## What you are asked to do
Filter this material down to the lines that hold "truyện", copying each one.

## Supplied records
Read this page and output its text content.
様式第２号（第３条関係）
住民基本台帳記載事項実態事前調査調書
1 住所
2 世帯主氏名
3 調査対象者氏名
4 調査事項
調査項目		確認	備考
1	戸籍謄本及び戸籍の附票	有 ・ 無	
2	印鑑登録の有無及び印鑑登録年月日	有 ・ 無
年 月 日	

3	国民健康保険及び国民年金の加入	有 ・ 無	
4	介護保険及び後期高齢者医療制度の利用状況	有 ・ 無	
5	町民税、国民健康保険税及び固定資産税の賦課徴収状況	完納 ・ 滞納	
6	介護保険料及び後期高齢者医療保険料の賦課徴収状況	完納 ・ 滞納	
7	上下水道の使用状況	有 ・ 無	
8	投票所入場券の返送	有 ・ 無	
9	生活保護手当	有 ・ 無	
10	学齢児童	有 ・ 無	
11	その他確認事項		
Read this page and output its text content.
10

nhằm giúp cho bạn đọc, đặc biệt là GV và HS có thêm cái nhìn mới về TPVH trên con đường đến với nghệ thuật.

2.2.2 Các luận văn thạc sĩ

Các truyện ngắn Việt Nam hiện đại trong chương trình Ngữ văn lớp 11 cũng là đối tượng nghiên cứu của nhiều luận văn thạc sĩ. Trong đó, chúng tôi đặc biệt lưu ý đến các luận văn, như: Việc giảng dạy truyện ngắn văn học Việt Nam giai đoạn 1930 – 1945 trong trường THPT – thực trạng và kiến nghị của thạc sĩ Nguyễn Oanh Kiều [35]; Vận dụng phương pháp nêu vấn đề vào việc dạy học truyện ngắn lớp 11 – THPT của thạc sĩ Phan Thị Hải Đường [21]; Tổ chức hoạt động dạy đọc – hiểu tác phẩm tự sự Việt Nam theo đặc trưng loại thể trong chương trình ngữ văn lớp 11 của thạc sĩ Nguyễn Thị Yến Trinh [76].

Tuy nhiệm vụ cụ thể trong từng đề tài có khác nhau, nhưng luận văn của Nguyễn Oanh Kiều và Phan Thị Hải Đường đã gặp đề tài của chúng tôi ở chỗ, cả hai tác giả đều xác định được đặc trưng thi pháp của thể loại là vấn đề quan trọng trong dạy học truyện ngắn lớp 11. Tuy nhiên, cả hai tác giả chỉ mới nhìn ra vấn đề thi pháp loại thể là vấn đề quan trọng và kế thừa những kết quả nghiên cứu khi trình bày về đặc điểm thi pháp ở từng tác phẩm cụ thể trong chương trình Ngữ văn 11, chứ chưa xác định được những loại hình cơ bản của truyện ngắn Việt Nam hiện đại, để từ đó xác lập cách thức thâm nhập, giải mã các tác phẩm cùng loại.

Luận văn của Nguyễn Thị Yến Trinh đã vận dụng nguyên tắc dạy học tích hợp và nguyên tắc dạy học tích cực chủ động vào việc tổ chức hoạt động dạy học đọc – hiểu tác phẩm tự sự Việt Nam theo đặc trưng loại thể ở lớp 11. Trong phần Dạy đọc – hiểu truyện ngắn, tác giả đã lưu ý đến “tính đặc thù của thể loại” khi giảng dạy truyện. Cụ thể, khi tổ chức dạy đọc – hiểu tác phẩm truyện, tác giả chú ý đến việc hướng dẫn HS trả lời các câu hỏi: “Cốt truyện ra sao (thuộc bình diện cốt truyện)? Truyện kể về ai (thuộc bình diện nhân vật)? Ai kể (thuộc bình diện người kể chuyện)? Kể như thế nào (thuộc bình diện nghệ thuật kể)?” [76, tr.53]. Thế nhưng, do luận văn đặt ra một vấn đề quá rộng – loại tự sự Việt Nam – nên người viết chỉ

## Correct result
Các truyện ngắn Việt Nam hiện đại trong chương trình Ngữ văn lớp 11 cũng là đối tượng nghiên cứu của nhiều luận văn thạc sĩ. Trong đó, chúng tôi đặc biệt lưu ý đến các luận văn, như: Việc giảng dạy truyện ngắn văn học Việt Nam giai đoạn 1930 – 1945 trong trường THPT – thực trạng và kiến nghị của thạc sĩ Nguyễn Oanh Kiều [35]; Vận dụng phương pháp nêu vấn đề vào việc dạy học truyện ngắn lớp 11 – THPT của thạc sĩ Phan Thị Hải Đường [21]; Tổ chức hoạt động dạy đọc – hiểu tác phẩm tự sự Việt Nam theo đặc trưng loại thể trong chương trình ngữ văn lớp 11 của thạc sĩ Nguyễn Thị Yến Trinh [76].
Tuy nhiệm vụ cụ thể trong từng đề tài có khác nhau, nhưng luận văn của Nguyễn Oanh Kiều và Phan Thị Hải Đường đã gặp đề tài của chúng tôi ở chỗ, cả hai tác giả đều xác định được đặc trưng thi pháp của thể loại là vấn đề quan trọng trong dạy học truyện ngắn lớp 11. Tuy nhiên, cả hai tác giả chỉ mới nhìn ra vấn đề thi pháp loại thể là vấn đề quan trọng và kế thừa những kết quả nghiên cứu khi trình bày về đặc điểm thi pháp ở từng tác phẩm cụ thể trong chương trình Ngữ văn 11, chứ chưa xác định được những loại hình cơ bản của truyện ngắn Việt Nam hiện đại, để từ đó xác lập cách thức thâm nhập, giải mã các tác phẩm cùng loại.
Luận văn của Nguyễn Thị Yến Trinh đã vận dụng nguyên tắc dạy học tích hợp và nguyên tắc dạy học tích cực chủ động vào việc tổ chức hoạt động dạy học đọc – hiểu tác phẩm tự sự Việt Nam theo đặc trưng loại thể ở lớp 11. Trong phần Dạy đọc – hiểu truyện ngắn, tác giả đã lưu ý đến “tính đặc thù của thể loại” khi giảng dạy truyện. Cụ thể, khi tổ chức dạy đọc – hiểu tác phẩm truyện, tác giả chú ý đến việc hướng dẫn HS trả lời các câu hỏi: “Cốt truyện ra sao (thuộc bình diện cốt truyện)? Truyện kể về ai (thuộc bình diện nhân vật)? Ai kể (thuộc bình diện người kể chuyện)? Kể như thế nào (thuộc bình diện nghệ thuật kể)?” [76, tr.53]. Thế nhưng, do luận văn đặt ra một vấn đề quá rộng – loại tự sự Việt Nam – nên người viết chỉ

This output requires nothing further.